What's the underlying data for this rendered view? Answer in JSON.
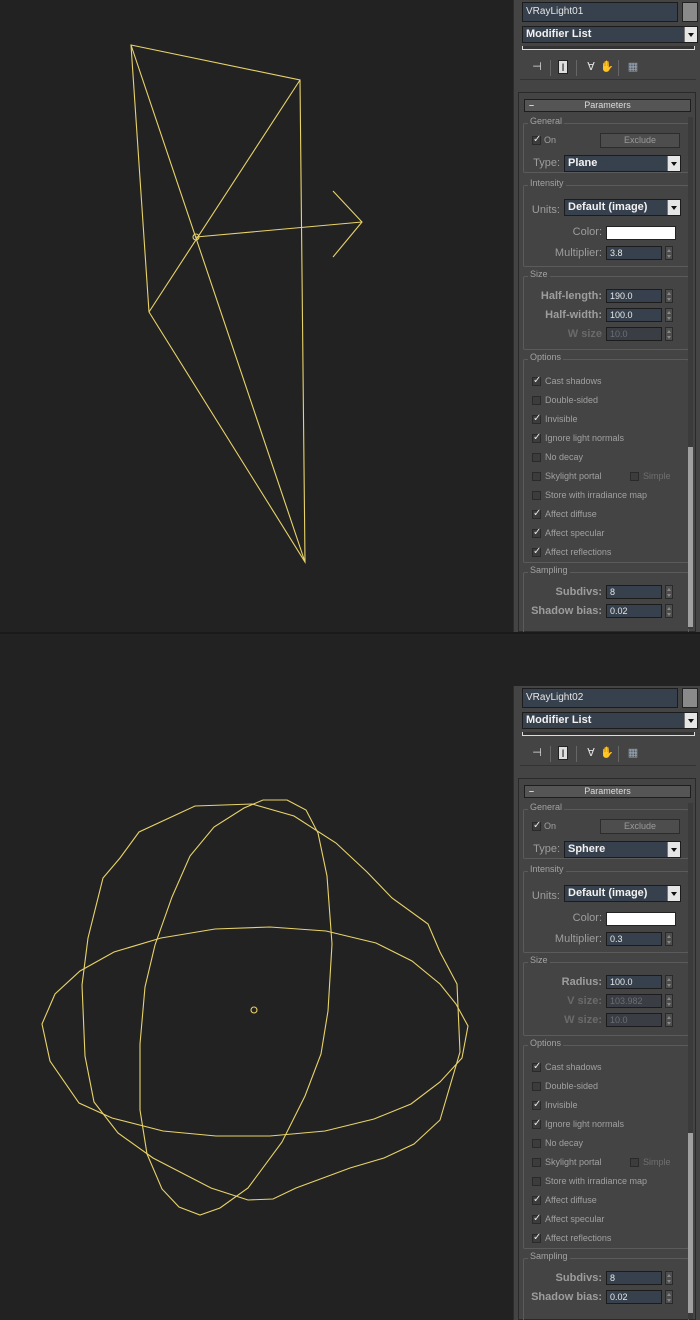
{
  "panels": [
    {
      "object_name": "VRayLight01",
      "modifier_list": "Modifier List",
      "rollout_title": "Parameters",
      "general": {
        "title": "General",
        "on_label": "On",
        "on_checked": true,
        "exclude_button": "Exclude",
        "type_label": "Type:",
        "type_value": "Plane"
      },
      "intensity": {
        "title": "Intensity",
        "units_label": "Units:",
        "units_value": "Default (image)",
        "color_label": "Color:",
        "color_value": "#ffffff",
        "multiplier_label": "Multiplier:",
        "multiplier_value": "3.8"
      },
      "size": {
        "title": "Size",
        "rows": [
          {
            "label": "Half-length:",
            "value": "190.0",
            "enabled": true
          },
          {
            "label": "Half-width:",
            "value": "100.0",
            "enabled": true
          },
          {
            "label": "W size",
            "value": "10.0",
            "enabled": false
          }
        ]
      },
      "options": {
        "title": "Options",
        "items": [
          {
            "label": "Cast shadows",
            "checked": true
          },
          {
            "label": "Double-sided",
            "checked": false
          },
          {
            "label": "Invisible",
            "checked": true
          },
          {
            "label": "Ignore light normals",
            "checked": true
          },
          {
            "label": "No decay",
            "checked": false
          },
          {
            "label": "Skylight portal",
            "checked": false
          },
          {
            "label": "Store with irradiance map",
            "checked": false
          },
          {
            "label": "Affect diffuse",
            "checked": true
          },
          {
            "label": "Affect specular",
            "checked": true
          },
          {
            "label": "Affect reflections",
            "checked": true
          }
        ],
        "simple_label": "Simple",
        "simple_checked": false
      },
      "sampling": {
        "title": "Sampling",
        "subdivs_label": "Subdivs:",
        "subdivs_value": "8",
        "shadow_bias_label": "Shadow bias:",
        "shadow_bias_value": "0.02"
      }
    },
    {
      "object_name": "VRayLight02",
      "modifier_list": "Modifier List",
      "rollout_title": "Parameters",
      "general": {
        "title": "General",
        "on_label": "On",
        "on_checked": true,
        "exclude_button": "Exclude",
        "type_label": "Type:",
        "type_value": "Sphere"
      },
      "intensity": {
        "title": "Intensity",
        "units_label": "Units:",
        "units_value": "Default (image)",
        "color_label": "Color:",
        "color_value": "#ffffff",
        "multiplier_label": "Multiplier:",
        "multiplier_value": "0.3"
      },
      "size": {
        "title": "Size",
        "rows": [
          {
            "label": "Radius:",
            "value": "100.0",
            "enabled": true
          },
          {
            "label": "V size:",
            "value": "103.982",
            "enabled": false
          },
          {
            "label": "W size:",
            "value": "10.0",
            "enabled": false
          }
        ]
      },
      "options": {
        "title": "Options",
        "items": [
          {
            "label": "Cast shadows",
            "checked": true
          },
          {
            "label": "Double-sided",
            "checked": false
          },
          {
            "label": "Invisible",
            "checked": true
          },
          {
            "label": "Ignore light normals",
            "checked": true
          },
          {
            "label": "No decay",
            "checked": false
          },
          {
            "label": "Skylight portal",
            "checked": false
          },
          {
            "label": "Store with irradiance map",
            "checked": false
          },
          {
            "label": "Affect diffuse",
            "checked": true
          },
          {
            "label": "Affect specular",
            "checked": true
          },
          {
            "label": "Affect reflections",
            "checked": true
          }
        ],
        "simple_label": "Simple",
        "simple_checked": false
      },
      "sampling": {
        "title": "Sampling",
        "subdivs_label": "Subdivs:",
        "subdivs_value": "8",
        "shadow_bias_label": "Shadow bias:",
        "shadow_bias_value": "0.02"
      }
    }
  ],
  "colors": {
    "viewport_bg": "#222222",
    "wireframe": "#e8d36a",
    "field_bg": "#37414d"
  }
}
★ ★ ★
AIM: Reproduce each line of the records exactly, and omit every picture.

EXERCISE ANSWER:
What's the underlying data for this rendered view? Answer in JSON.
{
  "panels": [
    {
      "object_name": "VRayLight01",
      "modifier_list": "Modifier List",
      "rollout_title": "Parameters",
      "general": {
        "title": "General",
        "on_label": "On",
        "on_checked": true,
        "exclude_button": "Exclude",
        "type_label": "Type:",
        "type_value": "Plane"
      },
      "intensity": {
        "title": "Intensity",
        "units_label": "Units:",
        "units_value": "Default (image)",
        "color_label": "Color:",
        "color_value": "#ffffff",
        "multiplier_label": "Multiplier:",
        "multiplier_value": "3.8"
      },
      "size": {
        "title": "Size",
        "rows": [
          {
            "label": "Half-length:",
            "value": "190.0",
            "enabled": true
          },
          {
            "label": "Half-width:",
            "value": "100.0",
            "enabled": true
          },
          {
            "label": "W size",
            "value": "10.0",
            "enabled": false
          }
        ]
      },
      "options": {
        "title": "Options",
        "items": [
          {
            "label": "Cast shadows",
            "checked": true
          },
          {
            "label": "Double-sided",
            "checked": false
          },
          {
            "label": "Invisible",
            "checked": true
          },
          {
            "label": "Ignore light normals",
            "checked": true
          },
          {
            "label": "No decay",
            "checked": false
          },
          {
            "label": "Skylight portal",
            "checked": false
          },
          {
            "label": "Store with irradiance map",
            "checked": false
          },
          {
            "label": "Affect diffuse",
            "checked": true
          },
          {
            "label": "Affect specular",
            "checked": true
          },
          {
            "label": "Affect reflections",
            "checked": true
          }
        ],
        "simple_label": "Simple",
        "simple_checked": false
      },
      "sampling": {
        "title": "Sampling",
        "subdivs_label": "Subdivs:",
        "subdivs_value": "8",
        "shadow_bias_label": "Shadow bias:",
        "shadow_bias_value": "0.02"
      }
    },
    {
      "object_name": "VRayLight02",
      "modifier_list": "Modifier List",
      "rollout_title": "Parameters",
      "general": {
        "title": "General",
        "on_label": "On",
        "on_checked": true,
        "exclude_button": "Exclude",
        "type_label": "Type:",
        "type_value": "Sphere"
      },
      "intensity": {
        "title": "Intensity",
        "units_label": "Units:",
        "units_value": "Default (image)",
        "color_label": "Color:",
        "color_value": "#ffffff",
        "multiplier_label": "Multiplier:",
        "multiplier_value": "0.3"
      },
      "size": {
        "title": "Size",
        "rows": [
          {
            "label": "Radius:",
            "value": "100.0",
            "enabled": true
          },
          {
            "label": "V size:",
            "value": "103.982",
            "enabled": false
          },
          {
            "label": "W size:",
            "value": "10.0",
            "enabled": false
          }
        ]
      },
      "options": {
        "title": "Options",
        "items": [
          {
            "label": "Cast shadows",
            "checked": true
          },
          {
            "label": "Double-sided",
            "checked": false
          },
          {
            "label": "Invisible",
            "checked": true
          },
          {
            "label": "Ignore light normals",
            "checked": true
          },
          {
            "label": "No decay",
            "checked": false
          },
          {
            "label": "Skylight portal",
            "checked": false
          },
          {
            "label": "Store with irradiance map",
            "checked": false
          },
          {
            "label": "Affect diffuse",
            "checked": true
          },
          {
            "label": "Affect specular",
            "checked": true
          },
          {
            "label": "Affect reflections",
            "checked": true
          }
        ],
        "simple_label": "Simple",
        "simple_checked": false
      },
      "sampling": {
        "title": "Sampling",
        "subdivs_label": "Subdivs:",
        "subdivs_value": "8",
        "shadow_bias_label": "Shadow bias:",
        "shadow_bias_value": "0.02"
      }
    }
  ],
  "colors": {
    "viewport_bg": "#222222",
    "wireframe": "#e8d36a",
    "field_bg": "#37414d"
  }
}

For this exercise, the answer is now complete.